Reproduce only the lines that begin at the line with "What does this" and run to the end of the entries; omit every picture.

Extracted data entries:
________________________
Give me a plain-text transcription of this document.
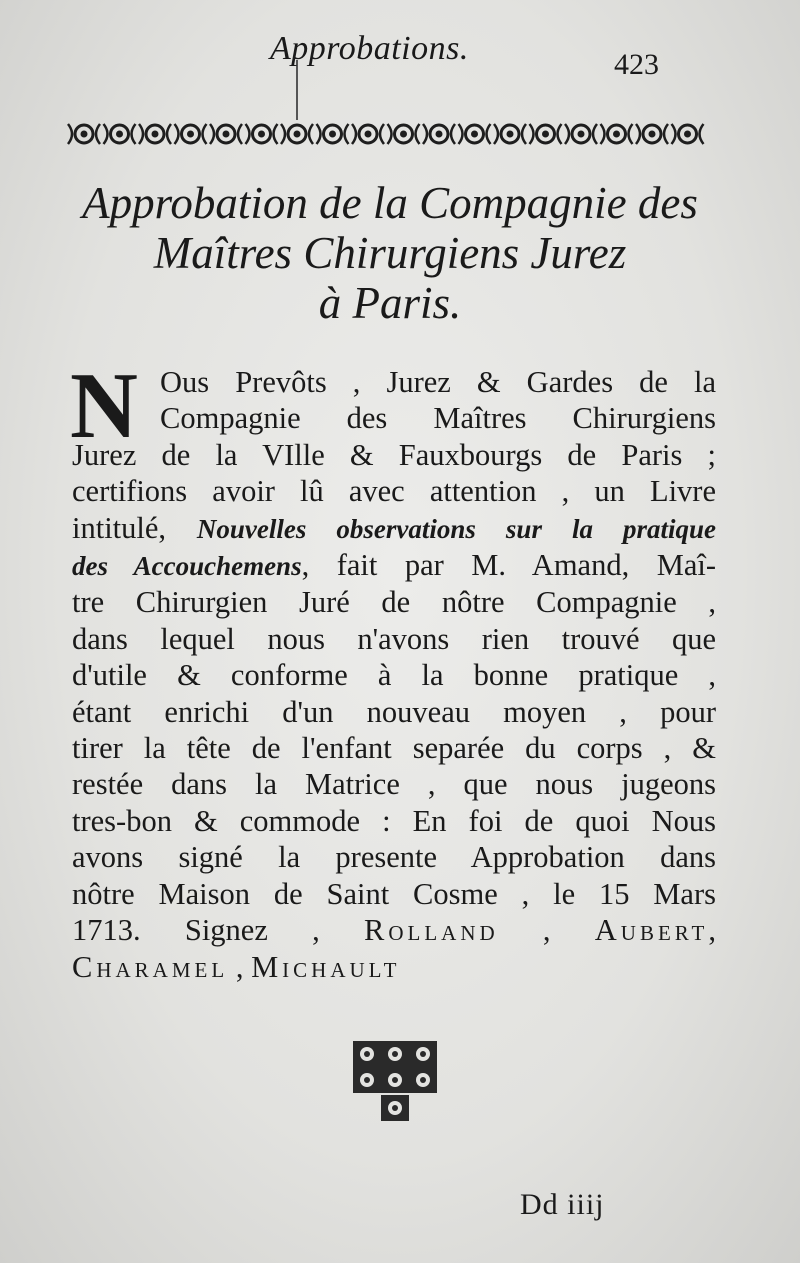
Approbations.	423
Approbation de la Compagnie des
Maîtres Chirurgiens Jurez
à Paris.
N Ous Prevôts , Jurez & Gardes de la
Compagnie des Maîtres Chirurgiens
Jurez de la VIlle & Fauxbourgs de Paris ;
certifions avoir lû avec attention , un Livre
intitulé, Nouvelles observations sur la pratique
des Accouchemens, fait par M. Amand, Maî-
tre Chirurgien Juré de nôtre Compagnie ,
dans lequel nous n'avons rien trouvé que
d'utile & conforme à la bonne pratique ,
étant enrichi d'un nouveau moyen , pour
tirer la tête de l'enfant separée du corps , &
restée dans la Matrice , que nous jugeons
tres-bon & commode : En foi de quoi Nous
avons signé la presente Approbation dans
nôtre Maison de Saint Cosme , le 15 Mars
1713. Signez , Rolland , Aubert,
Charamel , Michault
Dd iiij
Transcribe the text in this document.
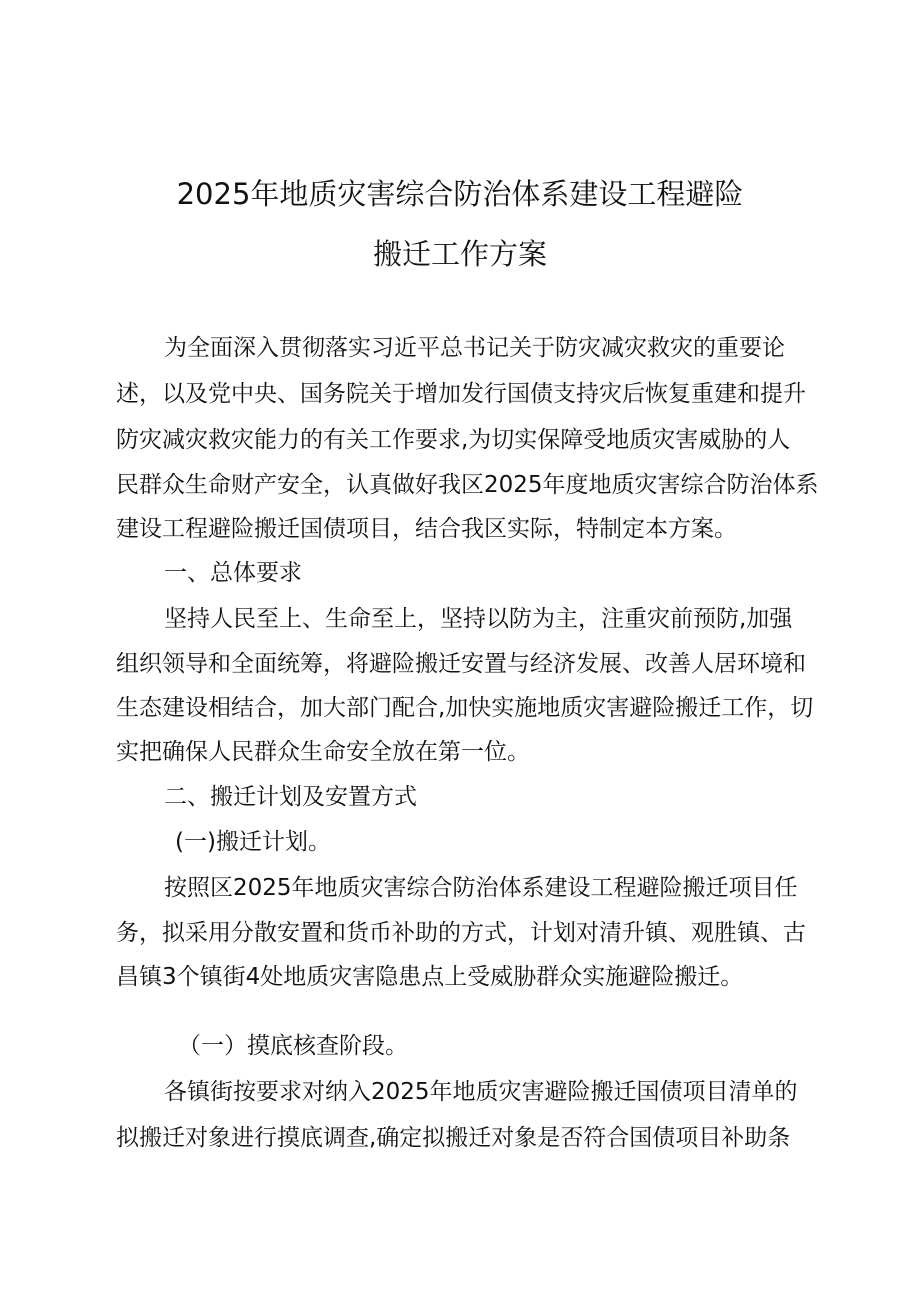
2025年地质灾害综合防治体系建设工程避险
搬迁工作方案
为全面深入贯彻落实习近平总书记关于防灾减灾救灾的重要论
述，以及党中央、国务院关于增加发行国债支持灾后恢复重建和提升
防灾减灾救灾能力的有关工作要求,为切实保障受地质灾害威胁的人
民群众生命财产安全，认真做好我区2025年度地质灾害综合防治体系
建设工程避险搬迁国债项目，结合我区实际，特制定本方案。
一、总体要求
坚持人民至上、生命至上，坚持以防为主，注重灾前预防,加强
组织领导和全面统筹，将避险搬迁安置与经济发展、改善人居环境和
生态建设相结合，加大部门配合,加快实施地质灾害避险搬迁工作，切
实把确保人民群众生命安全放在第一位。
二、搬迁计划及安置方式
(一)搬迁计划。
按照区2025年地质灾害综合防治体系建设工程避险搬迁项目任
务，拟采用分散安置和货币补助的方式，计划对清升镇、观胜镇、古
昌镇3个镇街4处地质灾害隐患点上受威胁群众实施避险搬迁。
（一）摸底核查阶段。
各镇街按要求对纳入2025年地质灾害避险搬迁国债项目清单的
拟搬迁对象进行摸底调查,确定拟搬迁对象是否符合国债项目补助条
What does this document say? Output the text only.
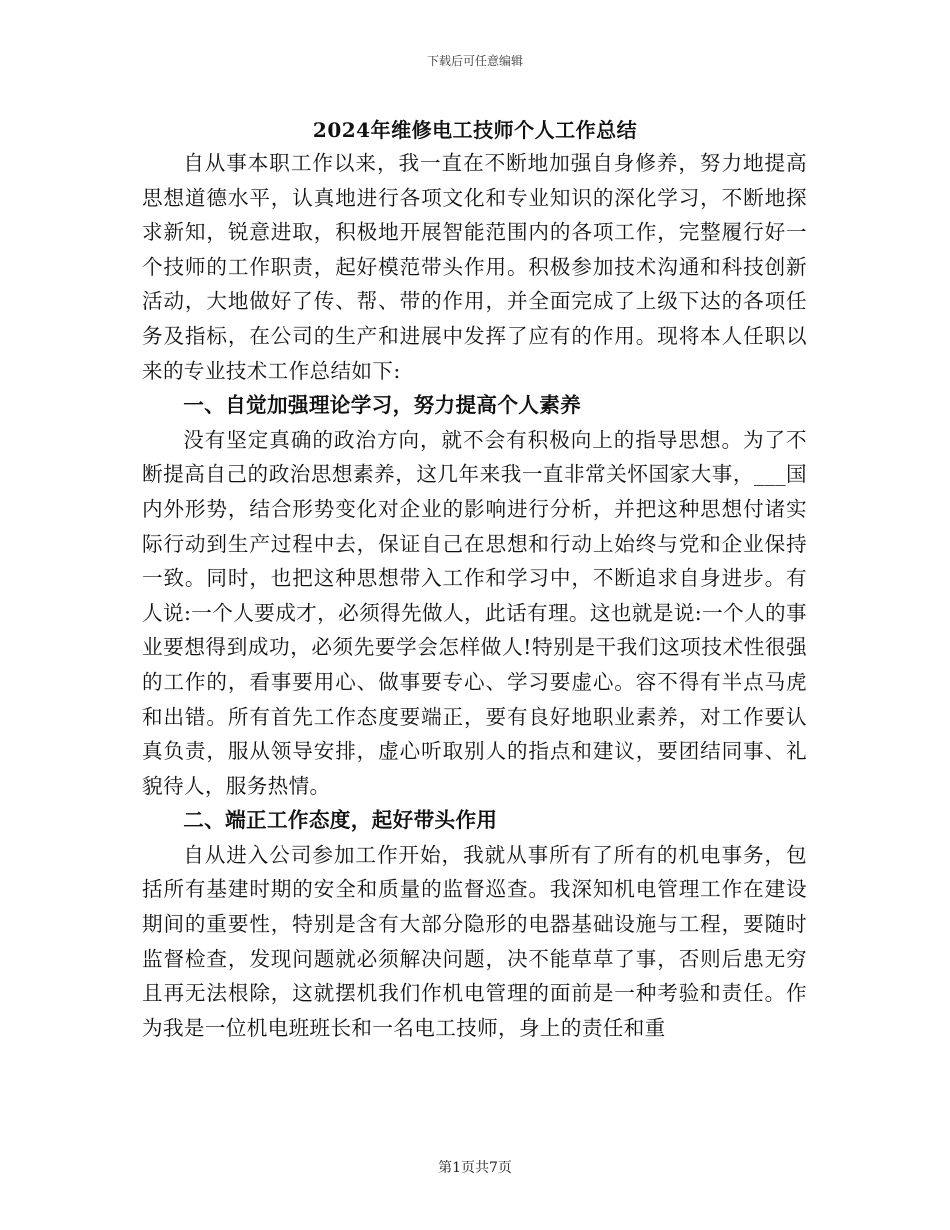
下载后可任意编辑
2024年维修电工技师个人工作总结

自从事本职工作以来，我一直在不断地加强自身修养，努力地提高思想道德水平，认真地进行各项文化和专业知识的深化学习，不断地探求新知，锐意进取，积极地开展智能范围内的各项工作，完整履行好一个技师的工作职责，起好模范带头作用。积极参加技术沟通和科技创新活动，大地做好了传、帮、带的作用，并全面完成了上级下达的各项任务及指标，在公司的生产和进展中发挥了应有的作用。现将本人任职以来的专业技术工作总结如下:

一、自觉加强理论学习，努力提高个人素养

没有坚定真确的政治方向，就不会有积极向上的指导思想。为了不断提高自己的政治思想素养，这几年来我一直非常关怀国家大事，___国内外形势，结合形势变化对企业的影响进行分析，并把这种思想付诸实际行动到生产过程中去，保证自己在思想和行动上始终与党和企业保持一致。同时，也把这种思想带入工作和学习中，不断追求自身进步。有人说:一个人要成才，必须得先做人，此话有理。这也就是说:一个人的事业要想得到成功，必须先要学会怎样做人!特别是干我们这项技术性很强的工作的，看事要用心、做事要专心、学习要虚心。容不得有半点马虎和出错。所有首先工作态度要端正，要有良好地职业素养，对工作要认真负责，服从领导安排，虚心听取别人的指点和建议，要团结同事、礼貌待人，服务热情。

二、端正工作态度，起好带头作用

自从进入公司参加工作开始，我就从事所有了所有的机电事务，包括所有基建时期的安全和质量的监督巡查。我深知机电管理工作在建设期间的重要性，特别是含有大部分隐形的电器基础设施与工程，要随时监督检查，发现问题就必须解决问题，决不能草草了事，否则后患无穷且再无法根除，这就摆机我们作机电管理的面前是一种考验和责任。作为我是一位机电班班长和一名电工技师，身上的责任和重

第1页共7页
________________________
SOLUTION TO THE EXERCISE:
What does this document say? Output the text only.
下载后可任意编辑
2024年维修电工技师个人工作总结

自从事本职工作以来，我一直在不断地加强自身修养，努力地提高思想道德水平，认真地进行各项文化和专业知识的深化学习，不断地探求新知，锐意进取，积极地开展智能范围内的各项工作，完整履行好一个技师的工作职责，起好模范带头作用。积极参加技术沟通和科技创新活动，大地做好了传、帮、带的作用，并全面完成了上级下达的各项任务及指标，在公司的生产和进展中发挥了应有的作用。现将本人任职以来的专业技术工作总结如下:

一、自觉加强理论学习，努力提高个人素养

没有坚定真确的政治方向，就不会有积极向上的指导思想。为了不断提高自己的政治思想素养，这几年来我一直非常关怀国家大事，___国内外形势，结合形势变化对企业的影响进行分析，并把这种思想付诸实际行动到生产过程中去，保证自己在思想和行动上始终与党和企业保持一致。同时，也把这种思想带入工作和学习中，不断追求自身进步。有人说:一个人要成才，必须得先做人，此话有理。这也就是说:一个人的事业要想得到成功，必须先要学会怎样做人!特别是干我们这项技术性很强的工作的，看事要用心、做事要专心、学习要虚心。容不得有半点马虎和出错。所有首先工作态度要端正，要有良好地职业素养，对工作要认真负责，服从领导安排，虚心听取别人的指点和建议，要团结同事、礼貌待人，服务热情。

二、端正工作态度，起好带头作用

自从进入公司参加工作开始，我就从事所有了所有的机电事务，包括所有基建时期的安全和质量的监督巡查。我深知机电管理工作在建设期间的重要性，特别是含有大部分隐形的电器基础设施与工程，要随时监督检查，发现问题就必须解决问题，决不能草草了事，否则后患无穷且再无法根除，这就摆机我们作机电管理的面前是一种考验和责任。作为我是一位机电班班长和一名电工技师，身上的责任和重

第1页共7页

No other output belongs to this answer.